- Problem to solve -
Your task is to copy the listing exactly. Drop any pictures from the copy.

Records for the exercise start

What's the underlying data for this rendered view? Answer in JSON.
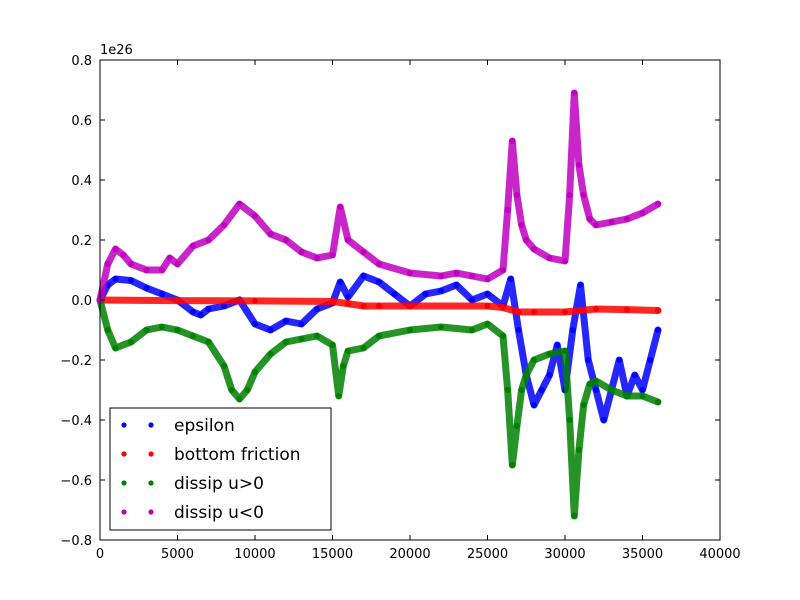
{
  "chart_data": {
    "type": "scatter",
    "exponent_label": "1e26",
    "xlim": [
      0,
      40000
    ],
    "ylim": [
      -0.8,
      0.8
    ],
    "x_ticks": [
      "0",
      "5000",
      "10000",
      "15000",
      "20000",
      "25000",
      "30000",
      "35000",
      "40000"
    ],
    "y_ticks": [
      "−0.8",
      "−0.6",
      "−0.4",
      "−0.2",
      "0.0",
      "0.2",
      "0.4",
      "0.6",
      "0.8"
    ],
    "grid": false,
    "legend_position": "lower-left",
    "series": [
      {
        "name": "epsilon",
        "color": "#0000ff",
        "x": [
          0,
          500,
          1000,
          2000,
          3000,
          4000,
          5000,
          6000,
          6500,
          7000,
          8000,
          9000,
          10000,
          11000,
          12000,
          13000,
          14000,
          15000,
          15500,
          16000,
          17000,
          18000,
          19000,
          20000,
          21000,
          22000,
          23000,
          24000,
          25000,
          26000,
          26500,
          27000,
          27500,
          28000,
          28500,
          29000,
          29500,
          30000,
          30500,
          31000,
          31500,
          32000,
          32500,
          33000,
          33500,
          34000,
          34500,
          35000,
          35500,
          36000
        ],
        "y": [
          0.0,
          0.05,
          0.07,
          0.065,
          0.04,
          0.02,
          0.0,
          -0.04,
          -0.05,
          -0.03,
          -0.02,
          0.0,
          -0.08,
          -0.1,
          -0.07,
          -0.08,
          -0.03,
          -0.01,
          0.06,
          0.01,
          0.08,
          0.06,
          0.02,
          -0.02,
          0.02,
          0.03,
          0.05,
          0.0,
          0.02,
          -0.02,
          0.07,
          -0.1,
          -0.25,
          -0.35,
          -0.3,
          -0.25,
          -0.15,
          -0.3,
          -0.1,
          0.05,
          -0.2,
          -0.3,
          -0.4,
          -0.3,
          -0.2,
          -0.32,
          -0.25,
          -0.3,
          -0.2,
          -0.1
        ]
      },
      {
        "name": "bottom friction",
        "color": "#ff0000",
        "x": [
          0,
          5000,
          10000,
          15000,
          16000,
          17000,
          18000,
          20000,
          25000,
          26000,
          27000,
          28000,
          30000,
          31000,
          32000,
          34000,
          36000
        ],
        "y": [
          0.0,
          -0.002,
          -0.003,
          -0.005,
          -0.012,
          -0.02,
          -0.02,
          -0.02,
          -0.02,
          -0.025,
          -0.04,
          -0.04,
          -0.04,
          -0.035,
          -0.03,
          -0.032,
          -0.035
        ]
      },
      {
        "name": "dissip u>0",
        "color": "#008000",
        "x": [
          0,
          500,
          1000,
          2000,
          3000,
          4000,
          5000,
          6000,
          7000,
          8000,
          8500,
          9000,
          9500,
          10000,
          11000,
          12000,
          13000,
          14000,
          15000,
          15400,
          15700,
          16000,
          17000,
          18000,
          20000,
          22000,
          24000,
          25000,
          26000,
          26300,
          26600,
          26900,
          27200,
          27500,
          28000,
          29000,
          30000,
          30300,
          30600,
          30900,
          31200,
          31600,
          32000,
          33000,
          34000,
          35000,
          36000
        ],
        "y": [
          0.0,
          -0.1,
          -0.16,
          -0.14,
          -0.1,
          -0.09,
          -0.1,
          -0.12,
          -0.14,
          -0.22,
          -0.3,
          -0.33,
          -0.3,
          -0.24,
          -0.18,
          -0.14,
          -0.13,
          -0.12,
          -0.15,
          -0.32,
          -0.22,
          -0.17,
          -0.16,
          -0.12,
          -0.1,
          -0.09,
          -0.1,
          -0.08,
          -0.12,
          -0.3,
          -0.55,
          -0.42,
          -0.3,
          -0.25,
          -0.2,
          -0.18,
          -0.17,
          -0.4,
          -0.72,
          -0.5,
          -0.35,
          -0.28,
          -0.27,
          -0.3,
          -0.32,
          -0.32,
          -0.34
        ]
      },
      {
        "name": "dissip u<0",
        "color": "#bf00bf",
        "x": [
          0,
          500,
          1000,
          1500,
          2000,
          3000,
          4000,
          4500,
          5000,
          6000,
          7000,
          8000,
          9000,
          10000,
          11000,
          12000,
          13000,
          14000,
          15000,
          15500,
          16000,
          17000,
          18000,
          20000,
          22000,
          23000,
          24000,
          25000,
          26000,
          26300,
          26600,
          26900,
          27200,
          27500,
          28000,
          29000,
          30000,
          30300,
          30600,
          30900,
          31200,
          31600,
          32000,
          33000,
          34000,
          35000,
          36000
        ],
        "y": [
          0.0,
          0.12,
          0.17,
          0.15,
          0.12,
          0.1,
          0.1,
          0.14,
          0.12,
          0.18,
          0.2,
          0.25,
          0.32,
          0.28,
          0.22,
          0.2,
          0.16,
          0.14,
          0.15,
          0.31,
          0.2,
          0.16,
          0.12,
          0.09,
          0.08,
          0.09,
          0.08,
          0.07,
          0.1,
          0.3,
          0.53,
          0.35,
          0.25,
          0.2,
          0.17,
          0.14,
          0.13,
          0.35,
          0.69,
          0.45,
          0.35,
          0.27,
          0.25,
          0.26,
          0.27,
          0.29,
          0.32
        ]
      }
    ]
  }
}
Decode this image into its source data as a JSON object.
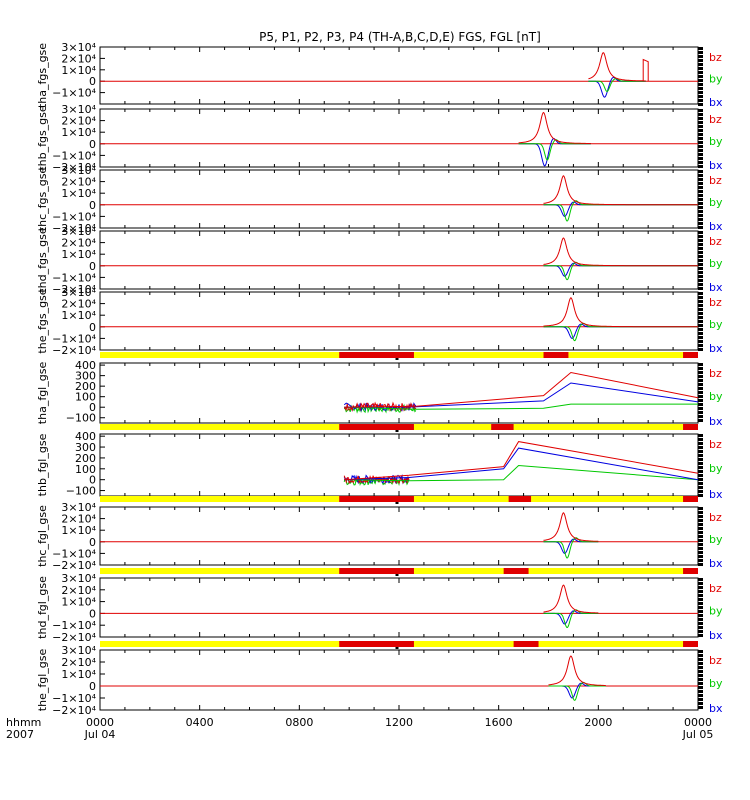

Records for the exercise end

- Result -
What's the underlying data for this rendered view? Answer in JSON.
{
  "chart_data": {
    "type": "scatter",
    "exponent_label": "1e26",
    "xlim": [
      0,
      40000
    ],
    "ylim": [
      -0.8,
      0.8
    ],
    "x_ticks": [
      "0",
      "5000",
      "10000",
      "15000",
      "20000",
      "25000",
      "30000",
      "35000",
      "40000"
    ],
    "y_ticks": [
      "−0.8",
      "−0.6",
      "−0.4",
      "−0.2",
      "0.0",
      "0.2",
      "0.4",
      "0.6",
      "0.8"
    ],
    "grid": false,
    "legend_position": "lower-left",
    "series": [
      {
        "name": "epsilon",
        "color": "#0000ff",
        "x": [
          0,
          500,
          1000,
          2000,
          3000,
          4000,
          5000,
          6000,
          6500,
          7000,
          8000,
          9000,
          10000,
          11000,
          12000,
          13000,
          14000,
          15000,
          15500,
          16000,
          17000,
          18000,
          19000,
          20000,
          21000,
          22000,
          23000,
          24000,
          25000,
          26000,
          26500,
          27000,
          27500,
          28000,
          28500,
          29000,
          29500,
          30000,
          30500,
          31000,
          31500,
          32000,
          32500,
          33000,
          33500,
          34000,
          34500,
          35000,
          35500,
          36000
        ],
        "y": [
          0.0,
          0.05,
          0.07,
          0.065,
          0.04,
          0.02,
          0.0,
          -0.04,
          -0.05,
          -0.03,
          -0.02,
          0.0,
          -0.08,
          -0.1,
          -0.07,
          -0.08,
          -0.03,
          -0.01,
          0.06,
          0.01,
          0.08,
          0.06,
          0.02,
          -0.02,
          0.02,
          0.03,
          0.05,
          0.0,
          0.02,
          -0.02,
          0.07,
          -0.1,
          -0.25,
          -0.35,
          -0.3,
          -0.25,
          -0.15,
          -0.3,
          -0.1,
          0.05,
          -0.2,
          -0.3,
          -0.4,
          -0.3,
          -0.2,
          -0.32,
          -0.25,
          -0.3,
          -0.2,
          -0.1
        ]
      },
      {
        "name": "bottom friction",
        "color": "#ff0000",
        "x": [
          0,
          5000,
          10000,
          15000,
          16000,
          17000,
          18000,
          20000,
          25000,
          26000,
          27000,
          28000,
          30000,
          31000,
          32000,
          34000,
          36000
        ],
        "y": [
          0.0,
          -0.002,
          -0.003,
          -0.005,
          -0.012,
          -0.02,
          -0.02,
          -0.02,
          -0.02,
          -0.025,
          -0.04,
          -0.04,
          -0.04,
          -0.035,
          -0.03,
          -0.032,
          -0.035
        ]
      },
      {
        "name": "dissip u>0",
        "color": "#008000",
        "x": [
          0,
          500,
          1000,
          2000,
          3000,
          4000,
          5000,
          6000,
          7000,
          8000,
          8500,
          9000,
          9500,
          10000,
          11000,
          12000,
          13000,
          14000,
          15000,
          15400,
          15700,
          16000,
          17000,
          18000,
          20000,
          22000,
          24000,
          25000,
          26000,
          26300,
          26600,
          26900,
          27200,
          27500,
          28000,
          29000,
          30000,
          30300,
          30600,
          30900,
          31200,
          31600,
          32000,
          33000,
          34000,
          35000,
          36000
        ],
        "y": [
          0.0,
          -0.1,
          -0.16,
          -0.14,
          -0.1,
          -0.09,
          -0.1,
          -0.12,
          -0.14,
          -0.22,
          -0.3,
          -0.33,
          -0.3,
          -0.24,
          -0.18,
          -0.14,
          -0.13,
          -0.12,
          -0.15,
          -0.32,
          -0.22,
          -0.17,
          -0.16,
          -0.12,
          -0.1,
          -0.09,
          -0.1,
          -0.08,
          -0.12,
          -0.3,
          -0.55,
          -0.42,
          -0.3,
          -0.25,
          -0.2,
          -0.18,
          -0.17,
          -0.4,
          -0.72,
          -0.5,
          -0.35,
          -0.28,
          -0.27,
          -0.3,
          -0.32,
          -0.32,
          -0.34
        ]
      },
      {
        "name": "dissip u<0",
        "color": "#bf00bf",
        "x": [
          0,
          500,
          1000,
          1500,
          2000,
          3000,
          4000,
          4500,
          5000,
          6000,
          7000,
          8000,
          9000,
          10000,
          11000,
          12000,
          13000,
          14000,
          15000,
          15500,
          16000,
          17000,
          18000,
          20000,
          22000,
          23000,
          24000,
          25000,
          26000,
          26300,
          26600,
          26900,
          27200,
          27500,
          28000,
          29000,
          30000,
          30300,
          30600,
          30900,
          31200,
          31600,
          32000,
          33000,
          34000,
          35000,
          36000
        ],
        "y": [
          0.0,
          0.12,
          0.17,
          0.15,
          0.12,
          0.1,
          0.1,
          0.14,
          0.12,
          0.18,
          0.2,
          0.25,
          0.32,
          0.28,
          0.22,
          0.2,
          0.16,
          0.14,
          0.15,
          0.31,
          0.2,
          0.16,
          0.12,
          0.09,
          0.08,
          0.09,
          0.08,
          0.07,
          0.1,
          0.3,
          0.53,
          0.35,
          0.25,
          0.2,
          0.17,
          0.14,
          0.13,
          0.35,
          0.69,
          0.45,
          0.35,
          0.27,
          0.25,
          0.26,
          0.27,
          0.29,
          0.32
        ]
      }
    ]
  }
}
Decode this image into its source data as a JSON object.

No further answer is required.